-- START TASK INPUTS --

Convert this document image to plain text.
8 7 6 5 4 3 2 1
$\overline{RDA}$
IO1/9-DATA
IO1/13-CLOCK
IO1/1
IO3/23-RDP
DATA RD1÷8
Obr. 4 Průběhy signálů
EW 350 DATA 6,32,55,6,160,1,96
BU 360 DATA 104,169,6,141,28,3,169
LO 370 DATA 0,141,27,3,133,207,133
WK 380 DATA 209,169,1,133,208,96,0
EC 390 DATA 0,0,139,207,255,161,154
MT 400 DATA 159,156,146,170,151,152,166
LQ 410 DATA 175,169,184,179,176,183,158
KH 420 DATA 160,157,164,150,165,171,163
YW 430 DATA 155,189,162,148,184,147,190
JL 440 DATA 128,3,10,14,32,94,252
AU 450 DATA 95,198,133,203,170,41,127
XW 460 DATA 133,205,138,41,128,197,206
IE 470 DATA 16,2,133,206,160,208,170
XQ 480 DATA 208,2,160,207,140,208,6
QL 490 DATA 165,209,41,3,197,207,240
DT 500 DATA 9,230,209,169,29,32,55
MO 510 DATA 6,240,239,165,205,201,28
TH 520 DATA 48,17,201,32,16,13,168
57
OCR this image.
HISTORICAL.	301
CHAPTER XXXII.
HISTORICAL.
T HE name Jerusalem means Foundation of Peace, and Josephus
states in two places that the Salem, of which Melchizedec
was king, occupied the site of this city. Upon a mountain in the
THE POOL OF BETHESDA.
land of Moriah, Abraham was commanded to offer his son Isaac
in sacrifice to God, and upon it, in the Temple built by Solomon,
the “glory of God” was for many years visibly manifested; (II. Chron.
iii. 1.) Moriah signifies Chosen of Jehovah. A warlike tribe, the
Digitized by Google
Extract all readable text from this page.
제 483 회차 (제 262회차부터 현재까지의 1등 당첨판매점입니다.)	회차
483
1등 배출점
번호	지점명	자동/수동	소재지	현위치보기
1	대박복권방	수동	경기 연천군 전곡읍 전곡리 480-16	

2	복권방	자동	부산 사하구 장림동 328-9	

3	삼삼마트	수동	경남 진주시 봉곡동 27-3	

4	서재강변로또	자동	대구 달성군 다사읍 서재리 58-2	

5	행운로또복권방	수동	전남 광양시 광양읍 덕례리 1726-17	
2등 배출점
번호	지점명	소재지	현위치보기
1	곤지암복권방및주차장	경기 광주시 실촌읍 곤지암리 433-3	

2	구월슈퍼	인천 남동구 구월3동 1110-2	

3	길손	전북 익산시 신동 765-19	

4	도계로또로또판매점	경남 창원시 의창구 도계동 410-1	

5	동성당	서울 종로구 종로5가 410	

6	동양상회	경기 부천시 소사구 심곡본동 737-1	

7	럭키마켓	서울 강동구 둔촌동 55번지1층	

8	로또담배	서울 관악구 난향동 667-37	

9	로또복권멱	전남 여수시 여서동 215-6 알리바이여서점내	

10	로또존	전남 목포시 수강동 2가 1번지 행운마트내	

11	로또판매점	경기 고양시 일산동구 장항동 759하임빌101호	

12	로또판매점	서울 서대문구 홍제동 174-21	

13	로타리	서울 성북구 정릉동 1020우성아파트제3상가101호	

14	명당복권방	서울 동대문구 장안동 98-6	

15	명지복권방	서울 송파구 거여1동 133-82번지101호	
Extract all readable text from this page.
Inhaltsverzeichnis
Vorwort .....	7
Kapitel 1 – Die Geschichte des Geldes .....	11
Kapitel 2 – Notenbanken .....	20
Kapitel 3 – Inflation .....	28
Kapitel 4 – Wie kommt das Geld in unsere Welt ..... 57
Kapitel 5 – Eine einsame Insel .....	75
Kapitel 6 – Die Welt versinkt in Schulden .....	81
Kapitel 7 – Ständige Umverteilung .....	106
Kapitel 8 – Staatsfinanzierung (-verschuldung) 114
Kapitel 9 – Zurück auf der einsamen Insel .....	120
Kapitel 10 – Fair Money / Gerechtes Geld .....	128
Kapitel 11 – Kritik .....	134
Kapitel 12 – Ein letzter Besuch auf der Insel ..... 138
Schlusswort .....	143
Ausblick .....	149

-- END TASK INPUTS --

» **WHAT IS REQUIRED**
All of the entries above must be quoted exactly.

» **EXPECTED ANSWER**
Convert this document image to plain text.
8 7 6 5 4 3 2 1
$\overline{RDA}$
IO1/9-DATA
IO1/13-CLOCK
IO1/1
IO3/23-RDP
DATA RD1÷8
Obr. 4 Průběhy signálů
EW 350 DATA 6,32,55,6,160,1,96
BU 360 DATA 104,169,6,141,28,3,169
LO 370 DATA 0,141,27,3,133,207,133
WK 380 DATA 209,169,1,133,208,96,0
EC 390 DATA 0,0,139,207,255,161,154
MT 400 DATA 159,156,146,170,151,152,166
LQ 410 DATA 175,169,184,179,176,183,158
KH 420 DATA 160,157,164,150,165,171,163
YW 430 DATA 155,189,162,148,184,147,190
JL 440 DATA 128,3,10,14,32,94,252
AU 450 DATA 95,198,133,203,170,41,127
XW 460 DATA 133,205,138,41,128,197,206
IE 470 DATA 16,2,133,206,160,208,170
XQ 480 DATA 208,2,160,207,140,208,6
QL 490 DATA 165,209,41,3,197,207,240
DT 500 DATA 9,230,209,169,29,32,55
MO 510 DATA 6,240,239,165,205,201,28
TH 520 DATA 48,17,201,32,16,13,168
57
OCR this image.
HISTORICAL.	301
CHAPTER XXXII.
HISTORICAL.
T HE name Jerusalem means Foundation of Peace, and Josephus
states in two places that the Salem, of which Melchizedec
was king, occupied the site of this city. Upon a mountain in the
THE POOL OF BETHESDA.
land of Moriah, Abraham was commanded to offer his son Isaac
in sacrifice to God, and upon it, in the Temple built by Solomon,
the “glory of God” was for many years visibly manifested; (II. Chron.
iii. 1.) Moriah signifies Chosen of Jehovah. A warlike tribe, the
Digitized by Google
Extract all readable text from this page.
제 483 회차 (제 262회차부터 현재까지의 1등 당첨판매점입니다.)	회차
483
1등 배출점
번호	지점명	자동/수동	소재지	현위치보기
1	대박복권방	수동	경기 연천군 전곡읍 전곡리 480-16	

2	복권방	자동	부산 사하구 장림동 328-9	

3	삼삼마트	수동	경남 진주시 봉곡동 27-3	

4	서재강변로또	자동	대구 달성군 다사읍 서재리 58-2	

5	행운로또복권방	수동	전남 광양시 광양읍 덕례리 1726-17	
2등 배출점
번호	지점명	소재지	현위치보기
1	곤지암복권방및주차장	경기 광주시 실촌읍 곤지암리 433-3	

2	구월슈퍼	인천 남동구 구월3동 1110-2	

3	길손	전북 익산시 신동 765-19	

4	도계로또로또판매점	경남 창원시 의창구 도계동 410-1	

5	동성당	서울 종로구 종로5가 410	

6	동양상회	경기 부천시 소사구 심곡본동 737-1	

7	럭키마켓	서울 강동구 둔촌동 55번지1층	

8	로또담배	서울 관악구 난향동 667-37	

9	로또복권멱	전남 여수시 여서동 215-6 알리바이여서점내	

10	로또존	전남 목포시 수강동 2가 1번지 행운마트내	

11	로또판매점	경기 고양시 일산동구 장항동 759하임빌101호	

12	로또판매점	서울 서대문구 홍제동 174-21	

13	로타리	서울 성북구 정릉동 1020우성아파트제3상가101호	

14	명당복권방	서울 동대문구 장안동 98-6	

15	명지복권방	서울 송파구 거여1동 133-82번지101호	
Extract all readable text from this page.
Inhaltsverzeichnis
Vorwort .....	7
Kapitel 1 – Die Geschichte des Geldes .....	11
Kapitel 2 – Notenbanken .....	20
Kapitel 3 – Inflation .....	28
Kapitel 4 – Wie kommt das Geld in unsere Welt ..... 57
Kapitel 5 – Eine einsame Insel .....	75
Kapitel 6 – Die Welt versinkt in Schulden .....	81
Kapitel 7 – Ständige Umverteilung .....	106
Kapitel 8 – Staatsfinanzierung (-verschuldung) 114
Kapitel 9 – Zurück auf der einsamen Insel .....	120
Kapitel 10 – Fair Money / Gerechtes Geld .....	128
Kapitel 11 – Kritik .....	134
Kapitel 12 – Ein letzter Besuch auf der Insel ..... 138
Schlusswort .....	143
Ausblick .....	149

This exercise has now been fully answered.